__TASK PROMPT__
Copy out every line of the rows below word for word, dropping the picture lines.

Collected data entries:
* BEGIN *
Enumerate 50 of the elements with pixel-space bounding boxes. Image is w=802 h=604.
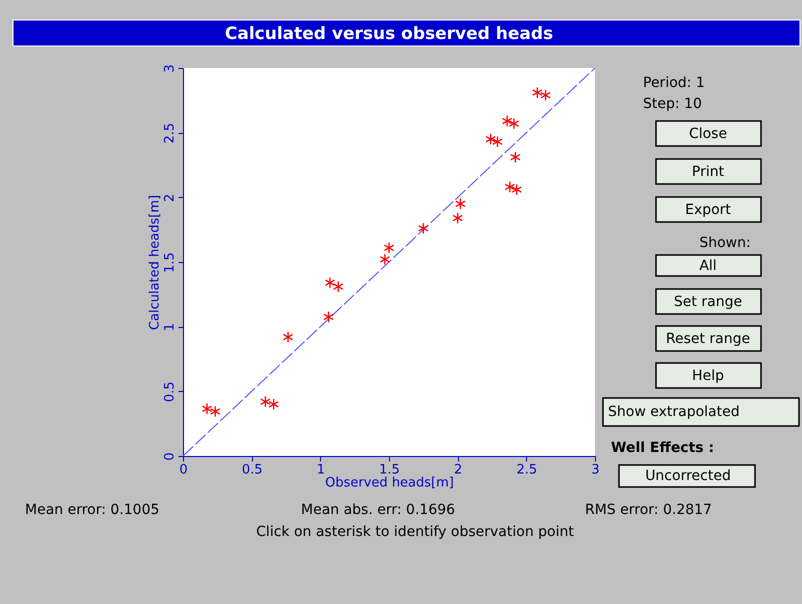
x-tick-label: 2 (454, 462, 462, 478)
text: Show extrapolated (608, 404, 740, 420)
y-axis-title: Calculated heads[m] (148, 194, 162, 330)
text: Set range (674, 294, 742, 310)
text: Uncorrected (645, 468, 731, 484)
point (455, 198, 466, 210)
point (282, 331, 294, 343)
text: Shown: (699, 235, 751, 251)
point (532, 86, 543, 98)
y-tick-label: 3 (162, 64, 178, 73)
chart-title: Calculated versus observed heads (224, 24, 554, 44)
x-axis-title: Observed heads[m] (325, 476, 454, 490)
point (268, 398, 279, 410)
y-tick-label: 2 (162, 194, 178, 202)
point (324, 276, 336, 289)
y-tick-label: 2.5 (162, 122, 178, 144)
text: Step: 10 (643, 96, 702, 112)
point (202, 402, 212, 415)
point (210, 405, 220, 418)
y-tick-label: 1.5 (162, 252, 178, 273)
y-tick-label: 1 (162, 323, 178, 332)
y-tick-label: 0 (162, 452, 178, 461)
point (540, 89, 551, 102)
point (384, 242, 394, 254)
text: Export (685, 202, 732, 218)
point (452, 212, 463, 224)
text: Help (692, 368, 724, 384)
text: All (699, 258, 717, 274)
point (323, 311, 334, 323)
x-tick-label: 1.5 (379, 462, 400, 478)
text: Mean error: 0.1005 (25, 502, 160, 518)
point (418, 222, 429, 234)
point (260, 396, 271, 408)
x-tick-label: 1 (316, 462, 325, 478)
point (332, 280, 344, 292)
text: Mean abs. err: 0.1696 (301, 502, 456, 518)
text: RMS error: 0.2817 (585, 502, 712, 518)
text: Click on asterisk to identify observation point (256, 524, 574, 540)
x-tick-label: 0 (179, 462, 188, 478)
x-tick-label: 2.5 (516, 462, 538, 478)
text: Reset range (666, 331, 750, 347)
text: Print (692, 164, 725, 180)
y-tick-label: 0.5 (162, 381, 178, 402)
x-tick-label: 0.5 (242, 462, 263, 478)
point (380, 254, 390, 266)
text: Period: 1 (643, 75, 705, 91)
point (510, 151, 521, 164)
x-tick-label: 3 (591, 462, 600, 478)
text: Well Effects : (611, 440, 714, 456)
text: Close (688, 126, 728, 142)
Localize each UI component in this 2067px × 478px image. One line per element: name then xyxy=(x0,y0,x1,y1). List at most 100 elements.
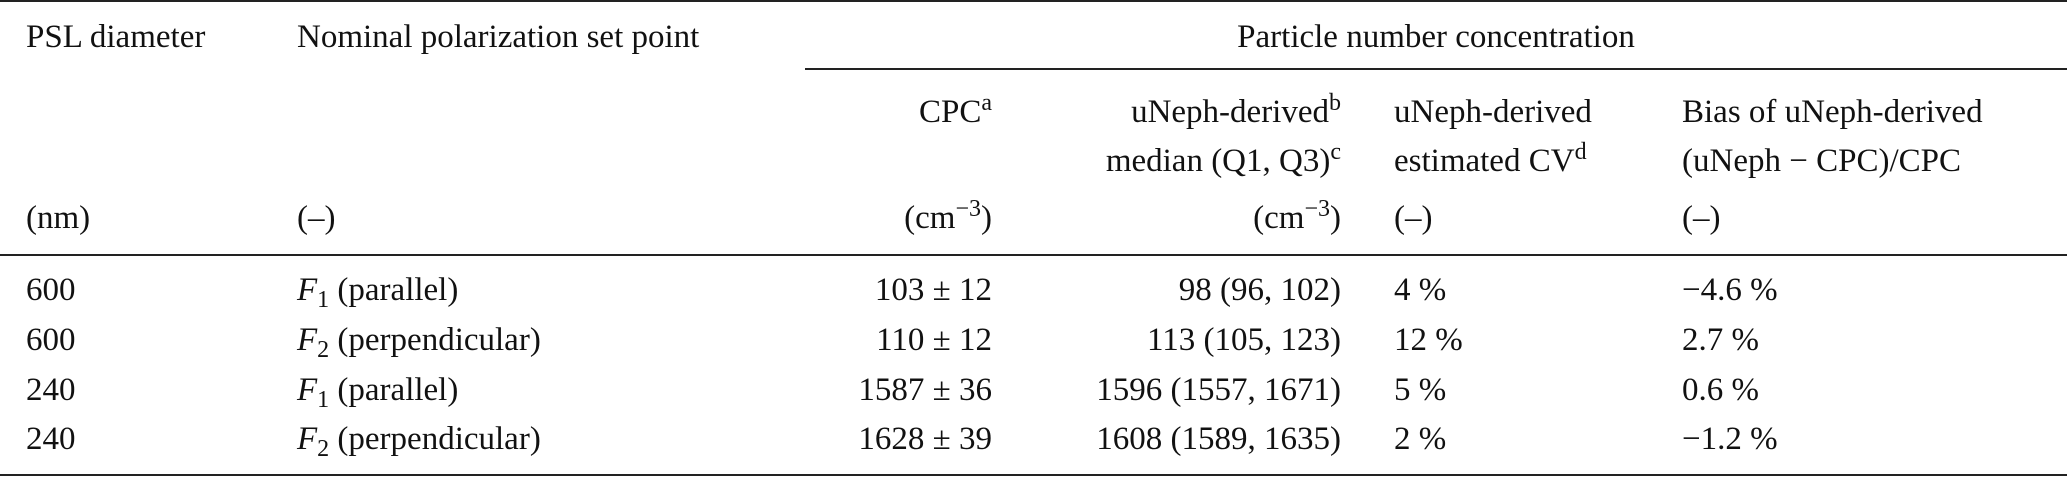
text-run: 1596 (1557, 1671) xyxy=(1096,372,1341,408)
* END *
__TASK RESPONSE__
Enumerate 50 of the elements with pixel-space bounding boxes. Image is w=802 h=604.
x-tick-label: 2 (454, 462, 462, 478)
text: Show extrapolated (608, 404, 740, 420)
y-axis-title: Calculated heads[m] (148, 194, 162, 330)
text: Set range (674, 294, 742, 310)
text: Uncorrected (645, 468, 731, 484)
point (455, 198, 466, 210)
point (282, 331, 294, 343)
text: Shown: (699, 235, 751, 251)
point (532, 86, 543, 98)
y-tick-label: 3 (162, 64, 178, 73)
chart-title: Calculated versus observed heads (224, 24, 554, 44)
x-axis-title: Observed heads[m] (325, 476, 454, 490)
point (268, 398, 279, 410)
y-tick-label: 2 (162, 194, 178, 202)
point (324, 276, 336, 289)
y-tick-label: 2.5 (162, 122, 178, 144)
text: Step: 10 (643, 96, 702, 112)
point (202, 402, 212, 415)
point (210, 405, 220, 418)
y-tick-label: 1.5 (162, 252, 178, 273)
y-tick-label: 1 (162, 323, 178, 332)
y-tick-label: 0 (162, 452, 178, 461)
point (540, 89, 551, 102)
point (384, 242, 394, 254)
text: Export (685, 202, 732, 218)
point (452, 212, 463, 224)
text: Help (692, 368, 724, 384)
text: All (699, 258, 717, 274)
point (323, 311, 334, 323)
x-tick-label: 1.5 (379, 462, 400, 478)
text: Mean error: 0.1005 (25, 502, 160, 518)
point (418, 222, 429, 234)
point (260, 396, 271, 408)
x-tick-label: 1 (316, 462, 325, 478)
point (332, 280, 344, 292)
text: Mean abs. err: 0.1696 (301, 502, 456, 518)
text: RMS error: 0.2817 (585, 502, 712, 518)
text: Click on asterisk to identify observation point (256, 524, 574, 540)
x-tick-label: 0 (179, 462, 188, 478)
x-tick-label: 2.5 (516, 462, 538, 478)
text: Reset range (666, 331, 750, 347)
text: Print (692, 164, 725, 180)
y-tick-label: 0.5 (162, 381, 178, 402)
x-tick-label: 0.5 (242, 462, 263, 478)
point (380, 254, 390, 266)
text: Period: 1 (643, 75, 705, 91)
point (510, 151, 521, 164)
x-tick-label: 3 (591, 462, 600, 478)
text: Well Effects : (611, 440, 714, 456)
text: Close (688, 126, 728, 142)
Localize each UI component in this 2067px × 478px image. One line per element: name then xyxy=(x0,y0,x1,y1). List at most 100 elements.
text-run: 1596 (1557, 1671) xyxy=(1096,372,1341,408)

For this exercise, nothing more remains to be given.